Filter the records below and copy every line containing the word "welche".
* START Data for this exercise *
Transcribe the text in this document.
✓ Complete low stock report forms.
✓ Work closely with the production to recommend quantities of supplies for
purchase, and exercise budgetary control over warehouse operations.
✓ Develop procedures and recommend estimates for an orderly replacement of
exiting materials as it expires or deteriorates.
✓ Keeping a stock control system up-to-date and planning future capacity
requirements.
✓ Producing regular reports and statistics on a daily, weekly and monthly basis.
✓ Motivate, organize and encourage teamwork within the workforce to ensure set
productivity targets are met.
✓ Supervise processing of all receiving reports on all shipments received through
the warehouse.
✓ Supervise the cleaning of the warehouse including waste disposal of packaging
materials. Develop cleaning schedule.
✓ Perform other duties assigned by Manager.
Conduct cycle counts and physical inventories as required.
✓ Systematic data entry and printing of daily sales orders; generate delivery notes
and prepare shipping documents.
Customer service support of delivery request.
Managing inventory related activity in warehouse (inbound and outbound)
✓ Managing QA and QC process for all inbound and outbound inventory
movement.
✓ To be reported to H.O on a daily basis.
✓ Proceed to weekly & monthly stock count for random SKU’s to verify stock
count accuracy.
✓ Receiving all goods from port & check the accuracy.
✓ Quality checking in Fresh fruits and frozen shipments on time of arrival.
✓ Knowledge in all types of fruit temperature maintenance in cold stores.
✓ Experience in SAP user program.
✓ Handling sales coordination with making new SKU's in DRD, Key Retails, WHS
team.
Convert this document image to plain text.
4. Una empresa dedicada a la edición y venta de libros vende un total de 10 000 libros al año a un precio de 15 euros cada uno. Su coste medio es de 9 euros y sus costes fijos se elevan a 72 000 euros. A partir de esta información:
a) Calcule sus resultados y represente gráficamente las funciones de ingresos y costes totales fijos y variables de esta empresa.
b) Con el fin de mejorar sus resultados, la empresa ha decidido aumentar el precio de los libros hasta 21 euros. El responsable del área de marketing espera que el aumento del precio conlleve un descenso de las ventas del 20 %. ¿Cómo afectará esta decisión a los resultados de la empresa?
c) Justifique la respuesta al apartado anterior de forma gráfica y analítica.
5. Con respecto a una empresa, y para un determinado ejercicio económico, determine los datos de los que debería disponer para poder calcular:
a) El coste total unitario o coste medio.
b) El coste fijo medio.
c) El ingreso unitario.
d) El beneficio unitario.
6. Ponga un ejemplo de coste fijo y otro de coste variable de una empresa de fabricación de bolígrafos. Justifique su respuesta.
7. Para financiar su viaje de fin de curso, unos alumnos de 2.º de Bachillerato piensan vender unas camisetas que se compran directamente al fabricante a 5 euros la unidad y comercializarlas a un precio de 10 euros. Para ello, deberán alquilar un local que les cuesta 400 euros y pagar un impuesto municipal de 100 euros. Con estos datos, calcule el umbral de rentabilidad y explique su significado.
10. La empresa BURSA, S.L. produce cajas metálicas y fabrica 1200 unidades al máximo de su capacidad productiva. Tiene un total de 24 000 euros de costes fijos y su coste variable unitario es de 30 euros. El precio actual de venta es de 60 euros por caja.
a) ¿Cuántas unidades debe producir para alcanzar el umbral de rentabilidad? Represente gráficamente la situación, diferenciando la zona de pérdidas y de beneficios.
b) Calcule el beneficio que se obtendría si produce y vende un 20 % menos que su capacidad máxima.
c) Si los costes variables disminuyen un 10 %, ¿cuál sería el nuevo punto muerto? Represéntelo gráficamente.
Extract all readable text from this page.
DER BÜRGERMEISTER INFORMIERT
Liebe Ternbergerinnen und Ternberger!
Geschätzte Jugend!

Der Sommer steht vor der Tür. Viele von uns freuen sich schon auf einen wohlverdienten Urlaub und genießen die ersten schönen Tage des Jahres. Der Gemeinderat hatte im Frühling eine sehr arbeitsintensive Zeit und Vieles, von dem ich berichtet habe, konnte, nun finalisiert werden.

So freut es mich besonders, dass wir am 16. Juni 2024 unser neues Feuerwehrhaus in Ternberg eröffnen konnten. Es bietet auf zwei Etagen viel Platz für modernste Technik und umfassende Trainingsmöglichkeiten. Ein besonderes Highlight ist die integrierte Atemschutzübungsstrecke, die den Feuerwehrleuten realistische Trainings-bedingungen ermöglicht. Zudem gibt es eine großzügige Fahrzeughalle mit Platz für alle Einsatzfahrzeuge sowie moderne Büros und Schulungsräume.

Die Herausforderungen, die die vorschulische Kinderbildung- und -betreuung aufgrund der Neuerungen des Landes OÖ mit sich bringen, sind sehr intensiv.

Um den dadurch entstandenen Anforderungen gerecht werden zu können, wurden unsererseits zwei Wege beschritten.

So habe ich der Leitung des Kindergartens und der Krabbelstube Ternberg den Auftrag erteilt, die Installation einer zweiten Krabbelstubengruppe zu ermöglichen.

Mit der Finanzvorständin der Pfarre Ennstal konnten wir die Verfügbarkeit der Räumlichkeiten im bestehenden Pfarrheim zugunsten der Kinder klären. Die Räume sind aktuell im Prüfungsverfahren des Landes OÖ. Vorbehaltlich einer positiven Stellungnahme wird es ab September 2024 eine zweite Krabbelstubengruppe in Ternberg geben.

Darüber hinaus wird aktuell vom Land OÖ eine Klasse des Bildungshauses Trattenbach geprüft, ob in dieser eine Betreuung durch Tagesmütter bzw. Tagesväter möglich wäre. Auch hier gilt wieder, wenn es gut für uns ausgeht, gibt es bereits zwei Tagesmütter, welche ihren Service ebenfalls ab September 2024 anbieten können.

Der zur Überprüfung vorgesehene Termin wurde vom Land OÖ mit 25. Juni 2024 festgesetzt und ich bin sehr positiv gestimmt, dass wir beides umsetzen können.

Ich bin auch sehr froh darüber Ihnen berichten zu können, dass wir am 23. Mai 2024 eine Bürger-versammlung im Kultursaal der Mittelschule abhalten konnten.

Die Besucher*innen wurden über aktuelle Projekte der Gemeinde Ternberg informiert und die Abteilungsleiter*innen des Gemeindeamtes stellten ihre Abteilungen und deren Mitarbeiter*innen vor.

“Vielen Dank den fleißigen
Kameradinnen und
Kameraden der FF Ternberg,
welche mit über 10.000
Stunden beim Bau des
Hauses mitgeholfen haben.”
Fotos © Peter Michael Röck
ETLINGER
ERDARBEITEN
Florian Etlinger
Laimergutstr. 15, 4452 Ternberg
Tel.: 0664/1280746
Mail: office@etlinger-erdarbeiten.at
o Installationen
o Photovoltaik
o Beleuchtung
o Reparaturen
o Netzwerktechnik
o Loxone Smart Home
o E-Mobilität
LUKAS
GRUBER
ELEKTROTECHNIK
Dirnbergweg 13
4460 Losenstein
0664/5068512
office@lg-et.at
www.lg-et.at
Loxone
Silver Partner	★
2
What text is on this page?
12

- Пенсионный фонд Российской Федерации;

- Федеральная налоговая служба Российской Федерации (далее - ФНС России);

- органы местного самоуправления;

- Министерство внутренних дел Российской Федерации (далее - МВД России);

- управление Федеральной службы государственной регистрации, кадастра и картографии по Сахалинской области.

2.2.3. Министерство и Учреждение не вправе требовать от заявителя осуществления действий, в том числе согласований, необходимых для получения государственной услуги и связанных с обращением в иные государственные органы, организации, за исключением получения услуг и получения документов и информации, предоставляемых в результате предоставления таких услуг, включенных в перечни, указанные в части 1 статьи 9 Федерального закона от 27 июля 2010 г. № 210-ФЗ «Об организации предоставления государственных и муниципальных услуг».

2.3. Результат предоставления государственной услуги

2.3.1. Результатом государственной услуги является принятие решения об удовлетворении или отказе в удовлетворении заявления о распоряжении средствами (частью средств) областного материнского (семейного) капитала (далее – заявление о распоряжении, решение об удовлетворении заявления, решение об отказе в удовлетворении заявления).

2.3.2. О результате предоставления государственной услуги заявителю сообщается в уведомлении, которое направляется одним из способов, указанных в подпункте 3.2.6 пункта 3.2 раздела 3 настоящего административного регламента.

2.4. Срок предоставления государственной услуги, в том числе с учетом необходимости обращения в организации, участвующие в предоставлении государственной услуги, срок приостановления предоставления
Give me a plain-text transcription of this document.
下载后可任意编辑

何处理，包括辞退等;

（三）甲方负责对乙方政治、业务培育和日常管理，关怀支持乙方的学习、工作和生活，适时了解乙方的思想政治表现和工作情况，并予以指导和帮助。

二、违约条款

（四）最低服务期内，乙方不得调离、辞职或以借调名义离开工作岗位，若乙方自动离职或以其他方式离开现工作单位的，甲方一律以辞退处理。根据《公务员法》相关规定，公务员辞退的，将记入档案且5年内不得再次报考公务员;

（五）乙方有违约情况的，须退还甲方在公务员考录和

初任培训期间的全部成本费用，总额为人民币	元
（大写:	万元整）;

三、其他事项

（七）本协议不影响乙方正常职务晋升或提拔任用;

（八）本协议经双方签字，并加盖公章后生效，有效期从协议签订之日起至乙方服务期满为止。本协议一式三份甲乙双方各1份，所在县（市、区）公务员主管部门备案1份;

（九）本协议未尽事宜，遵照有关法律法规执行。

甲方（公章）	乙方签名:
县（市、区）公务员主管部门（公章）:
* END Data for this exercise *
In response
Darüber hinaus wird aktuell vom Land OÖ eine Klasse des Bildungshauses Trattenbach geprüft, ob in dieser eine Betreuung durch Tagesmütter bzw. Tagesväter möglich wäre. Auch hier gilt wieder, wenn es gut für uns ausgeht, gibt es bereits zwei Tagesmütter, welche ihren Service ebenfalls ab September 2024 anbieten können.
welche mit über 10.000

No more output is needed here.